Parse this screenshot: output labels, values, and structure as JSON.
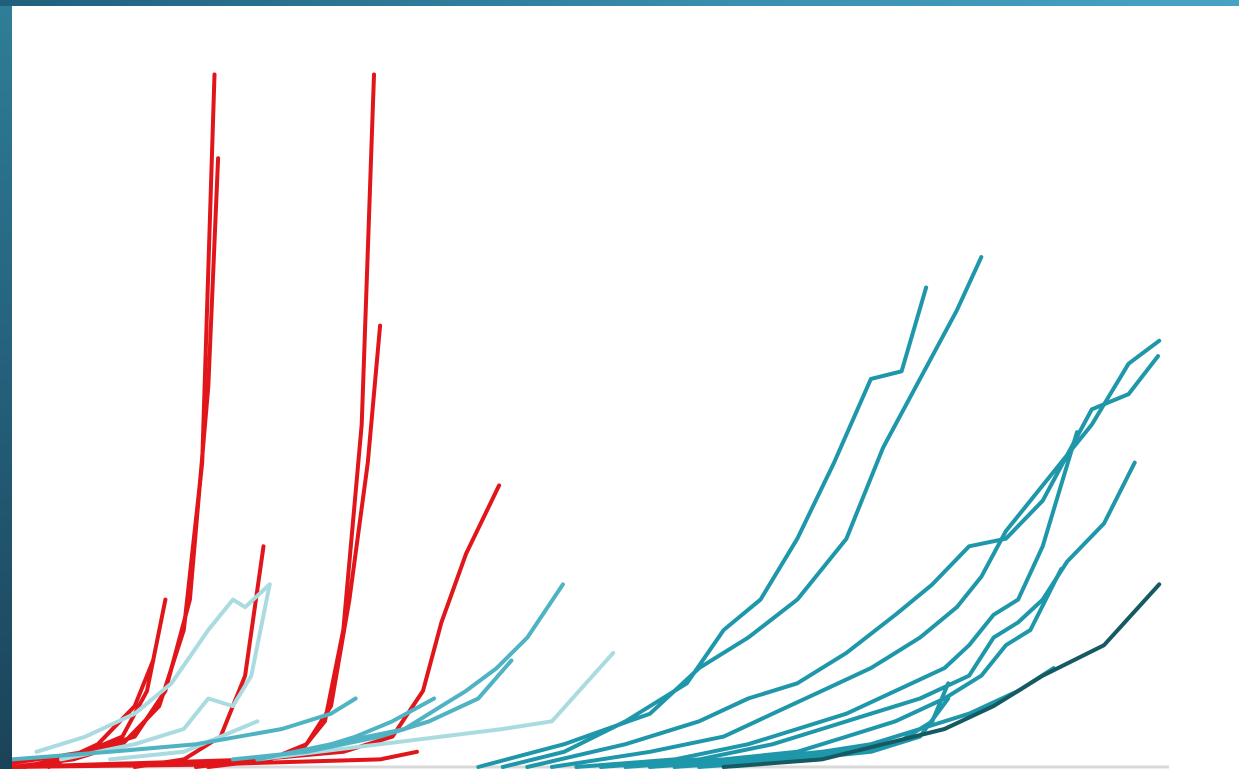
{
  "chart_data": {
    "type": "line",
    "title": "",
    "xlabel": "",
    "ylabel": "",
    "x_range": [
      0,
      100
    ],
    "y_range": [
      0,
      100
    ],
    "grid": false,
    "legend": "none",
    "colors": {
      "red": "#e0161b",
      "pale_teal": "#a9dbe0",
      "light_teal": "#4fb3c4",
      "teal": "#1f97aa",
      "dark_teal": "#1b7a86",
      "darkest_teal": "#155a62",
      "baseline": "#d9d9d9"
    },
    "series": [
      {
        "color": "red",
        "x": [
          0,
          5,
          9,
          12,
          14,
          15.5,
          16.5
        ],
        "y": [
          0,
          1,
          3,
          8,
          18,
          40,
          91
        ]
      },
      {
        "color": "red",
        "x": [
          0,
          6,
          10,
          12.5,
          14.5,
          16,
          16.8
        ],
        "y": [
          0.5,
          2,
          4,
          10,
          22,
          50,
          80
        ]
      },
      {
        "color": "red",
        "x": [
          1,
          6,
          9,
          11,
          12.5
        ],
        "y": [
          0,
          2,
          4,
          10,
          22
        ]
      },
      {
        "color": "red",
        "x": [
          3,
          7,
          10,
          11.5
        ],
        "y": [
          0,
          3,
          8,
          14
        ]
      },
      {
        "color": "red",
        "x": [
          10,
          14,
          17,
          19,
          20.5
        ],
        "y": [
          0,
          1,
          4,
          12,
          29
        ]
      },
      {
        "color": "red",
        "x": [
          15,
          20,
          23.5,
          25.5,
          27,
          28.5,
          29.5
        ],
        "y": [
          0,
          1,
          2,
          6,
          18,
          45,
          91
        ]
      },
      {
        "color": "red",
        "x": [
          16,
          21,
          24,
          26,
          27.5,
          29,
          30
        ],
        "y": [
          0,
          1,
          3,
          8,
          22,
          40,
          58
        ]
      },
      {
        "color": "red",
        "x": [
          0,
          10,
          20,
          27,
          31,
          33.5,
          35,
          37,
          39.7
        ],
        "y": [
          0,
          0.5,
          1,
          2,
          4,
          10,
          19,
          28,
          37
        ]
      },
      {
        "color": "red",
        "x": [
          0,
          15,
          30,
          33
        ],
        "y": [
          0,
          0.3,
          1,
          2
        ]
      },
      {
        "color": "pale_teal",
        "x": [
          2,
          6,
          10,
          13,
          16,
          18,
          19,
          21
        ],
        "y": [
          2,
          4,
          7,
          11,
          18,
          22,
          21,
          24
        ]
      },
      {
        "color": "pale_teal",
        "x": [
          4,
          10,
          14,
          16,
          18,
          19.5,
          21
        ],
        "y": [
          1,
          3,
          5,
          9,
          8,
          12,
          24
        ]
      },
      {
        "color": "pale_teal",
        "x": [
          8,
          14,
          17,
          20
        ],
        "y": [
          1,
          2,
          4,
          6
        ]
      },
      {
        "color": "pale_teal",
        "x": [
          20,
          25,
          30,
          35,
          40,
          44,
          49
        ],
        "y": [
          1,
          2,
          3,
          4,
          5,
          6,
          15
        ]
      },
      {
        "color": "light_teal",
        "x": [
          0,
          8,
          15,
          22,
          26,
          28
        ],
        "y": [
          1,
          2,
          3,
          5,
          7,
          9
        ]
      },
      {
        "color": "light_teal",
        "x": [
          20,
          26,
          32,
          35,
          37,
          39.5,
          42,
          44.9
        ],
        "y": [
          1,
          3,
          5,
          8,
          10,
          13,
          17,
          24
        ]
      },
      {
        "color": "light_teal",
        "x": [
          24,
          28,
          31,
          34.4
        ],
        "y": [
          2,
          4,
          6,
          9
        ]
      },
      {
        "color": "light_teal",
        "x": [
          18,
          24,
          30,
          34,
          38,
          40.7
        ],
        "y": [
          1,
          2,
          4,
          6,
          9,
          14
        ]
      },
      {
        "color": "teal",
        "x": [
          40,
          45,
          50,
          55,
          58,
          61,
          64,
          67,
          70,
          72.5,
          74.5
        ],
        "y": [
          0,
          2,
          6,
          11,
          18,
          22,
          30,
          40,
          51,
          52,
          63
        ]
      },
      {
        "color": "teal",
        "x": [
          38,
          45,
          52,
          56,
          60,
          64,
          68,
          71,
          74,
          77,
          79
        ],
        "y": [
          0,
          3,
          7,
          13,
          17,
          22,
          30,
          42,
          51,
          60,
          67
        ]
      },
      {
        "color": "teal",
        "x": [
          42,
          50,
          56,
          60,
          64,
          68,
          72,
          75,
          78,
          81,
          84,
          86,
          88,
          91,
          93.5
        ],
        "y": [
          0,
          3,
          6,
          9,
          11,
          15,
          20,
          24,
          29,
          30,
          35,
          41,
          45,
          53,
          56
        ]
      },
      {
        "color": "teal",
        "x": [
          44,
          52,
          58,
          62,
          66,
          70,
          74,
          77,
          79,
          81,
          84,
          86,
          88,
          91,
          93.4
        ],
        "y": [
          0,
          2,
          4,
          7,
          10,
          13,
          17,
          21,
          25,
          31,
          37,
          41,
          47,
          49,
          54
        ]
      },
      {
        "color": "teal",
        "x": [
          46,
          54,
          60,
          64,
          68,
          72,
          76,
          78,
          80,
          82,
          84,
          86.8
        ],
        "y": [
          0,
          1,
          3,
          5,
          7,
          10,
          13,
          16,
          20,
          22,
          29,
          44
        ]
      },
      {
        "color": "teal",
        "x": [
          48,
          56,
          62,
          66,
          70,
          74,
          78,
          80,
          82,
          84,
          86,
          89,
          91.5
        ],
        "y": [
          0,
          1,
          3,
          5,
          7,
          9,
          12,
          17,
          19,
          22,
          27,
          32,
          40
        ]
      },
      {
        "color": "teal",
        "x": [
          50,
          58,
          64,
          68,
          72,
          76,
          79,
          81,
          83,
          85.5
        ],
        "y": [
          0,
          1,
          2,
          4,
          6,
          9,
          12,
          16,
          18,
          26
        ]
      },
      {
        "color": "teal",
        "x": [
          52,
          60,
          66,
          70,
          74,
          78,
          82,
          84.9
        ],
        "y": [
          0,
          1,
          2,
          3,
          5,
          7,
          10,
          13
        ]
      },
      {
        "color": "teal",
        "x": [
          54,
          62,
          68,
          72,
          75,
          76.3
        ],
        "y": [
          0,
          1,
          2,
          3,
          6,
          11
        ]
      },
      {
        "color": "teal",
        "x": [
          56,
          64,
          70,
          74,
          76.3
        ],
        "y": [
          0,
          1,
          2,
          4,
          9
        ]
      },
      {
        "color": "darkest_teal",
        "x": [
          58,
          66,
          71,
          76,
          80,
          84,
          89,
          93.5
        ],
        "y": [
          0,
          1,
          3,
          5,
          8,
          12,
          16,
          24
        ]
      }
    ]
  }
}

# # # #

> Objective
Output the data exactly. Pictures don't belong in the result.

> Worked answer
Parse this screenshot: output labels, values, and structure as JSON.
{
  "chart_data": {
    "type": "line",
    "title": "",
    "xlabel": "",
    "ylabel": "",
    "x_range": [
      0,
      100
    ],
    "y_range": [
      0,
      100
    ],
    "grid": false,
    "legend": "none",
    "colors": {
      "red": "#e0161b",
      "pale_teal": "#a9dbe0",
      "light_teal": "#4fb3c4",
      "teal": "#1f97aa",
      "dark_teal": "#1b7a86",
      "darkest_teal": "#155a62",
      "baseline": "#d9d9d9"
    },
    "series": [
      {
        "color": "red",
        "x": [
          0,
          5,
          9,
          12,
          14,
          15.5,
          16.5
        ],
        "y": [
          0,
          1,
          3,
          8,
          18,
          40,
          91
        ]
      },
      {
        "color": "red",
        "x": [
          0,
          6,
          10,
          12.5,
          14.5,
          16,
          16.8
        ],
        "y": [
          0.5,
          2,
          4,
          10,
          22,
          50,
          80
        ]
      },
      {
        "color": "red",
        "x": [
          1,
          6,
          9,
          11,
          12.5
        ],
        "y": [
          0,
          2,
          4,
          10,
          22
        ]
      },
      {
        "color": "red",
        "x": [
          3,
          7,
          10,
          11.5
        ],
        "y": [
          0,
          3,
          8,
          14
        ]
      },
      {
        "color": "red",
        "x": [
          10,
          14,
          17,
          19,
          20.5
        ],
        "y": [
          0,
          1,
          4,
          12,
          29
        ]
      },
      {
        "color": "red",
        "x": [
          15,
          20,
          23.5,
          25.5,
          27,
          28.5,
          29.5
        ],
        "y": [
          0,
          1,
          2,
          6,
          18,
          45,
          91
        ]
      },
      {
        "color": "red",
        "x": [
          16,
          21,
          24,
          26,
          27.5,
          29,
          30
        ],
        "y": [
          0,
          1,
          3,
          8,
          22,
          40,
          58
        ]
      },
      {
        "color": "red",
        "x": [
          0,
          10,
          20,
          27,
          31,
          33.5,
          35,
          37,
          39.7
        ],
        "y": [
          0,
          0.5,
          1,
          2,
          4,
          10,
          19,
          28,
          37
        ]
      },
      {
        "color": "red",
        "x": [
          0,
          15,
          30,
          33
        ],
        "y": [
          0,
          0.3,
          1,
          2
        ]
      },
      {
        "color": "pale_teal",
        "x": [
          2,
          6,
          10,
          13,
          16,
          18,
          19,
          21
        ],
        "y": [
          2,
          4,
          7,
          11,
          18,
          22,
          21,
          24
        ]
      },
      {
        "color": "pale_teal",
        "x": [
          4,
          10,
          14,
          16,
          18,
          19.5,
          21
        ],
        "y": [
          1,
          3,
          5,
          9,
          8,
          12,
          24
        ]
      },
      {
        "color": "pale_teal",
        "x": [
          8,
          14,
          17,
          20
        ],
        "y": [
          1,
          2,
          4,
          6
        ]
      },
      {
        "color": "pale_teal",
        "x": [
          20,
          25,
          30,
          35,
          40,
          44,
          49
        ],
        "y": [
          1,
          2,
          3,
          4,
          5,
          6,
          15
        ]
      },
      {
        "color": "light_teal",
        "x": [
          0,
          8,
          15,
          22,
          26,
          28
        ],
        "y": [
          1,
          2,
          3,
          5,
          7,
          9
        ]
      },
      {
        "color": "light_teal",
        "x": [
          20,
          26,
          32,
          35,
          37,
          39.5,
          42,
          44.9
        ],
        "y": [
          1,
          3,
          5,
          8,
          10,
          13,
          17,
          24
        ]
      },
      {
        "color": "light_teal",
        "x": [
          24,
          28,
          31,
          34.4
        ],
        "y": [
          2,
          4,
          6,
          9
        ]
      },
      {
        "color": "light_teal",
        "x": [
          18,
          24,
          30,
          34,
          38,
          40.7
        ],
        "y": [
          1,
          2,
          4,
          6,
          9,
          14
        ]
      },
      {
        "color": "teal",
        "x": [
          40,
          45,
          50,
          55,
          58,
          61,
          64,
          67,
          70,
          72.5,
          74.5
        ],
        "y": [
          0,
          2,
          6,
          11,
          18,
          22,
          30,
          40,
          51,
          52,
          63
        ]
      },
      {
        "color": "teal",
        "x": [
          38,
          45,
          52,
          56,
          60,
          64,
          68,
          71,
          74,
          77,
          79
        ],
        "y": [
          0,
          3,
          7,
          13,
          17,
          22,
          30,
          42,
          51,
          60,
          67
        ]
      },
      {
        "color": "teal",
        "x": [
          42,
          50,
          56,
          60,
          64,
          68,
          72,
          75,
          78,
          81,
          84,
          86,
          88,
          91,
          93.5
        ],
        "y": [
          0,
          3,
          6,
          9,
          11,
          15,
          20,
          24,
          29,
          30,
          35,
          41,
          45,
          53,
          56
        ]
      },
      {
        "color": "teal",
        "x": [
          44,
          52,
          58,
          62,
          66,
          70,
          74,
          77,
          79,
          81,
          84,
          86,
          88,
          91,
          93.4
        ],
        "y": [
          0,
          2,
          4,
          7,
          10,
          13,
          17,
          21,
          25,
          31,
          37,
          41,
          47,
          49,
          54
        ]
      },
      {
        "color": "teal",
        "x": [
          46,
          54,
          60,
          64,
          68,
          72,
          76,
          78,
          80,
          82,
          84,
          86.8
        ],
        "y": [
          0,
          1,
          3,
          5,
          7,
          10,
          13,
          16,
          20,
          22,
          29,
          44
        ]
      },
      {
        "color": "teal",
        "x": [
          48,
          56,
          62,
          66,
          70,
          74,
          78,
          80,
          82,
          84,
          86,
          89,
          91.5
        ],
        "y": [
          0,
          1,
          3,
          5,
          7,
          9,
          12,
          17,
          19,
          22,
          27,
          32,
          40
        ]
      },
      {
        "color": "teal",
        "x": [
          50,
          58,
          64,
          68,
          72,
          76,
          79,
          81,
          83,
          85.5
        ],
        "y": [
          0,
          1,
          2,
          4,
          6,
          9,
          12,
          16,
          18,
          26
        ]
      },
      {
        "color": "teal",
        "x": [
          52,
          60,
          66,
          70,
          74,
          78,
          82,
          84.9
        ],
        "y": [
          0,
          1,
          2,
          3,
          5,
          7,
          10,
          13
        ]
      },
      {
        "color": "teal",
        "x": [
          54,
          62,
          68,
          72,
          75,
          76.3
        ],
        "y": [
          0,
          1,
          2,
          3,
          6,
          11
        ]
      },
      {
        "color": "teal",
        "x": [
          56,
          64,
          70,
          74,
          76.3
        ],
        "y": [
          0,
          1,
          2,
          4,
          9
        ]
      },
      {
        "color": "darkest_teal",
        "x": [
          58,
          66,
          71,
          76,
          80,
          84,
          89,
          93.5
        ],
        "y": [
          0,
          1,
          3,
          5,
          8,
          12,
          16,
          24
        ]
      }
    ]
  }
}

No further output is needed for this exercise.